[DATA FOR THIS TASK start]

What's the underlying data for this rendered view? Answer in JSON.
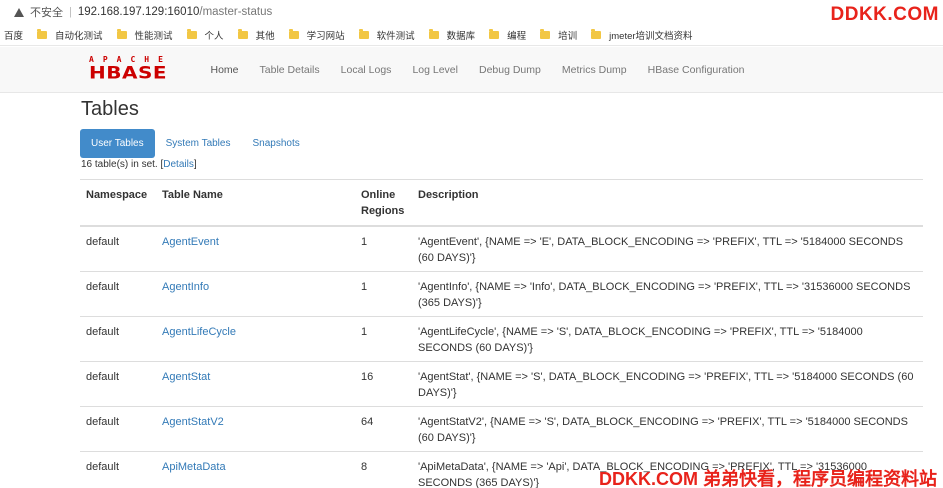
{
  "browser": {
    "security_label": "不安全",
    "url_host": "192.168.197.129:16010",
    "url_path": "/master-status"
  },
  "bookmarks": [
    "百度",
    "自动化测试",
    "性能测试",
    "个人",
    "其他",
    "学习网站",
    "软件测试",
    "数据库",
    "编程",
    "培训",
    "jmeter培训文档资料"
  ],
  "watermark": {
    "top": "DDKK.COM",
    "bottom": "DDKK.COM 弟弟快看，程序员编程资料站"
  },
  "logo": {
    "apache": "APACHE",
    "hbase": "HBASE"
  },
  "nav": [
    "Home",
    "Table Details",
    "Local Logs",
    "Log Level",
    "Debug Dump",
    "Metrics Dump",
    "HBase Configuration"
  ],
  "page_title": "Tables",
  "tabs": [
    "User Tables",
    "System Tables",
    "Snapshots"
  ],
  "count_text": "16 table(s) in set. [",
  "details_link": "Details",
  "count_suffix": "]",
  "table": {
    "headers": {
      "namespace": "Namespace",
      "name": "Table Name",
      "regions_1": "Online",
      "regions_2": "Regions",
      "description": "Description"
    },
    "rows": [
      {
        "namespace": "default",
        "name": "AgentEvent",
        "regions": "1",
        "description": "'AgentEvent', {NAME => 'E', DATA_BLOCK_ENCODING => 'PREFIX', TTL => '5184000 SECONDS (60 DAYS)'}"
      },
      {
        "namespace": "default",
        "name": "AgentInfo",
        "regions": "1",
        "description": "'AgentInfo', {NAME => 'Info', DATA_BLOCK_ENCODING => 'PREFIX', TTL => '31536000 SECONDS (365 DAYS)'}"
      },
      {
        "namespace": "default",
        "name": "AgentLifeCycle",
        "regions": "1",
        "description": "'AgentLifeCycle', {NAME => 'S', DATA_BLOCK_ENCODING => 'PREFIX', TTL => '5184000 SECONDS (60 DAYS)'}"
      },
      {
        "namespace": "default",
        "name": "AgentStat",
        "regions": "16",
        "description": "'AgentStat', {NAME => 'S', DATA_BLOCK_ENCODING => 'PREFIX', TTL => '5184000 SECONDS (60 DAYS)'}"
      },
      {
        "namespace": "default",
        "name": "AgentStatV2",
        "regions": "64",
        "description": "'AgentStatV2', {NAME => 'S', DATA_BLOCK_ENCODING => 'PREFIX', TTL => '5184000 SECONDS (60 DAYS)'}"
      },
      {
        "namespace": "default",
        "name": "ApiMetaData",
        "regions": "8",
        "description": "'ApiMetaData', {NAME => 'Api', DATA_BLOCK_ENCODING => 'PREFIX', TTL => '31536000 SECONDS (365 DAYS)'}"
      }
    ]
  }
}
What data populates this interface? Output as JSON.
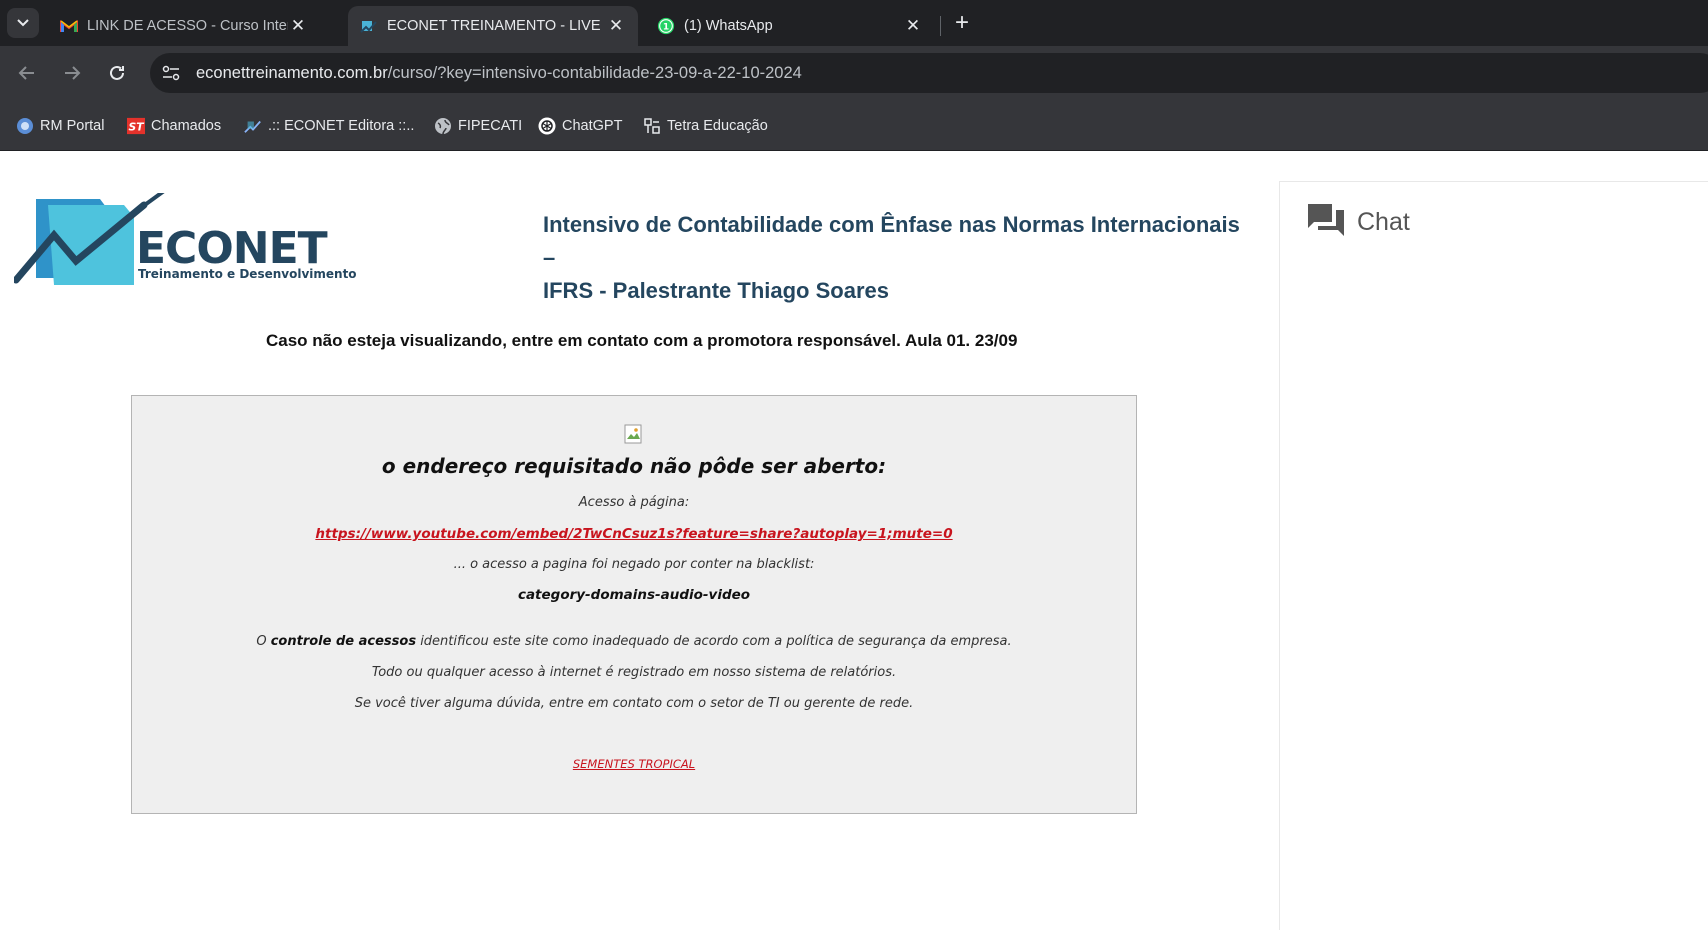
{
  "tabs": [
    {
      "title": "LINK DE ACESSO - Curso Intensivo",
      "favicon": "gmail-icon",
      "active": false
    },
    {
      "title": "ECONET TREINAMENTO - LIVE",
      "favicon": "econet-icon",
      "active": true
    },
    {
      "title": "(1) WhatsApp",
      "favicon": "whatsapp-icon",
      "active": false,
      "badge": "1"
    }
  ],
  "toolbar": {
    "url_host": "econettreinamento.com.br",
    "url_path": "/curso/?key=intensivo-contabilidade-23-09-a-22-10-2024"
  },
  "bookmarks": [
    {
      "label": "RM Portal",
      "icon": "rm-portal-icon"
    },
    {
      "label": "Chamados",
      "icon": "st-icon"
    },
    {
      "label": ".:: ECONET Editora ::..",
      "icon": "econet-editora-icon"
    },
    {
      "label": "FIPECATI",
      "icon": "globe-icon"
    },
    {
      "label": "ChatGPT",
      "icon": "chatgpt-icon"
    },
    {
      "label": "Tetra Educação",
      "icon": "tetra-icon"
    }
  ],
  "page": {
    "logo_text": "ECONET",
    "logo_tagline": "Treinamento e Desenvolvimento",
    "course_title_line1": "Intensivo de Contabilidade com Ênfase nas Normas Internacionais –",
    "course_title_line2": "IFRS - Palestrante Thiago Soares",
    "notice": "Caso não esteja visualizando, entre em contato com a promotora responsável. Aula 01. 23/09",
    "blocked": {
      "title": "o endereço requisitado não pôde ser aberto:",
      "access_label": "Acesso à página:",
      "url": "https://www.youtube.com/embed/2TwCnCsuz1s?feature=share?autoplay=1;mute=0",
      "denied_text": "... o acesso a pagina foi negado por conter na blacklist:",
      "category": "category-domains-audio-video",
      "policy_prefix": "O ",
      "policy_bold": "controle de acessos",
      "policy_suffix": " identificou este site como inadequado de acordo com a política de segurança da empresa.",
      "registry_text": "Todo ou qualquer acesso à internet é registrado em nosso sistema de relatórios.",
      "contact_text": "Se você tiver alguma dúvida, entre em contato com o setor de TI ou gerente de rede.",
      "footer_link": "SEMENTES TROPICAL"
    },
    "chat_label": "Chat"
  },
  "colors": {
    "chrome_dark": "#202124",
    "chrome_toolbar": "#35363a",
    "title_blue": "#24465f",
    "link_red": "#c8141e",
    "block_bg": "#efefef"
  }
}
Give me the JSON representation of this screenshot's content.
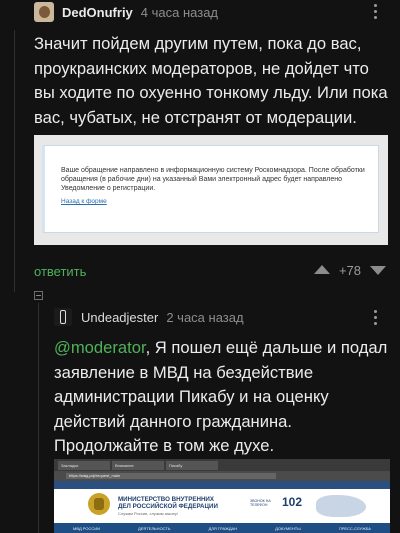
{
  "comment1": {
    "author": "DedOnufriy",
    "time": "4 часа назад",
    "text": "Значит пойдем другим путем, пока до вас, проукраинских модераторов, не дойдет что вы ходите по охуенно тонкому льду. Или пока вас, чубатых, не отстранят от модерации.",
    "image": {
      "text": "Ваше обращение направлено в информационную систему Роскомнадзора. После обработки обращения (в рабочие дни) на указанный Вами электронный адрес будет направлено Уведомление о регистрации.",
      "link": "Назад к форме"
    },
    "reply_label": "ответить",
    "rating": "+78"
  },
  "comment2": {
    "author": "Undeadjester",
    "time": "2 часа назад",
    "mention": "@moderator",
    "text": ", Я пошел ещё дальше и подал заявление в МВД на бездействие администрации Пикабу и на оценку действий данного гражданина. Продолжайте в том же духе.",
    "image": {
      "tabs": [
        "Закладки",
        "Внимание",
        "Пикабу"
      ],
      "url": "https://мвд.рф/request_main",
      "ministry": "МИНИСТЕРСТВО ВНУТРЕННИХ ДЕЛ РОССИЙСКОЙ ФЕДЕРАЦИИ",
      "ministry_sub": "Служим России, служим закону!",
      "phone_label": "ЗВОНОК НА ТЕЛЕФОН",
      "phone": "102",
      "nav": [
        "МВД РОССИИ",
        "ДЕЯТЕЛЬНОСТЬ",
        "ДЛЯ ГРАЖДАН",
        "ДОКУМЕНТЫ",
        "ПРЕСС-СЛУЖБА"
      ]
    }
  }
}
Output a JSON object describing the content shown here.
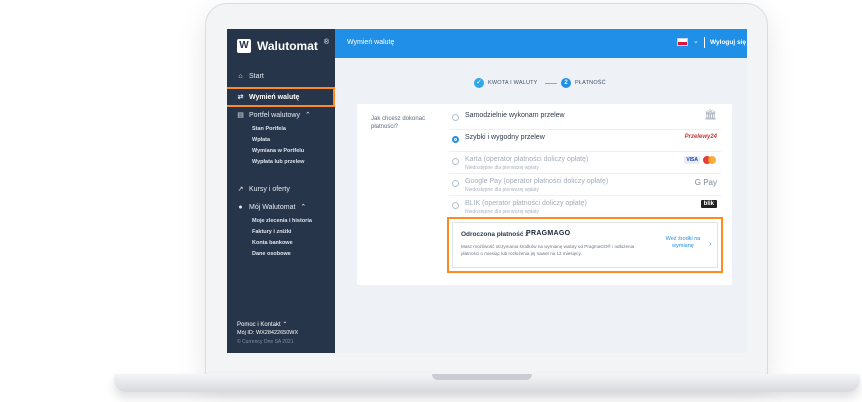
{
  "app": {
    "name": "Walutomat",
    "reg": "®"
  },
  "topbar": {
    "title": "Wymień walutę",
    "logout": "Wyloguj się",
    "language": "PL"
  },
  "sidebar": {
    "items": [
      {
        "label": "Start",
        "icon": "home-icon"
      },
      {
        "label": "Wymień walutę",
        "icon": "exchange-icon",
        "active": true
      },
      {
        "label": "Portfel walutowy",
        "icon": "wallet-icon"
      },
      {
        "label": "Kursy i oferty",
        "icon": "chart-icon"
      },
      {
        "label": "Mój Walutomat",
        "icon": "user-icon"
      }
    ],
    "wallet_sub": [
      "Stan Portfela",
      "Wpłata",
      "Wymiana w Portfelu",
      "Wypłata lub przelew"
    ],
    "account_sub": [
      "Moje zlecenia i historia",
      "Faktury i zniżki",
      "Konta bankowe",
      "Dane osobowe"
    ],
    "footer": {
      "help": "Pomoc i Kontakt",
      "id": "Mój ID: WX28422650WX",
      "copyright": "© Currency One SA 2021"
    }
  },
  "steps": [
    {
      "label": "KWOTA I WALUTY",
      "state": "done",
      "mark": "✓"
    },
    {
      "label": "PŁATNOŚĆ",
      "state": "current",
      "mark": "2"
    }
  ],
  "payment": {
    "question": "Jak chcesz dokonać płatności?",
    "options": [
      {
        "label": "Samodzielnie wykonam przelew",
        "sub": "",
        "selected": false,
        "disabled": false,
        "logo": "bank-icon"
      },
      {
        "label": "Szybki i wygodny przelew",
        "sub": "",
        "selected": true,
        "disabled": false,
        "logo": "Przelewy24"
      },
      {
        "label": "Karta (operator płatności doliczy opłatę)",
        "sub": "Niedostępne dla pierwszej wpłaty",
        "selected": false,
        "disabled": true,
        "logo": "VISA"
      },
      {
        "label": "Google Pay (operator płatności doliczy opłatę)",
        "sub": "Niedostępne dla pierwszej wpłaty",
        "selected": false,
        "disabled": true,
        "logo": "G Pay"
      },
      {
        "label": "BLIK (operator płatności doliczy opłatę)",
        "sub": "Niedostępne dla pierwszej wpłaty",
        "selected": false,
        "disabled": true,
        "logo": "blik"
      }
    ],
    "deferred": {
      "title": "Odroczona płatność z",
      "brand": "PRAGMAGO",
      "desc": "Masz możliwość otrzymania środków na wymianę waluty od PragmaGO® i odłożenia płatności o miesiąc lub rozłożenia jej nawet na 12 miesięcy.",
      "link": "Weź środki na wymianę"
    }
  },
  "colors": {
    "accent": "#1f8fe8",
    "sidebar": "#27354a",
    "highlight": "#ff8a1f"
  }
}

[DATA FOR THIS TASK end]

DIRECTIVE — List all lines where "Walutomat" occurs.

THE RESULT —
    "name": "Walutomat",
        "label": "Mój Walutomat",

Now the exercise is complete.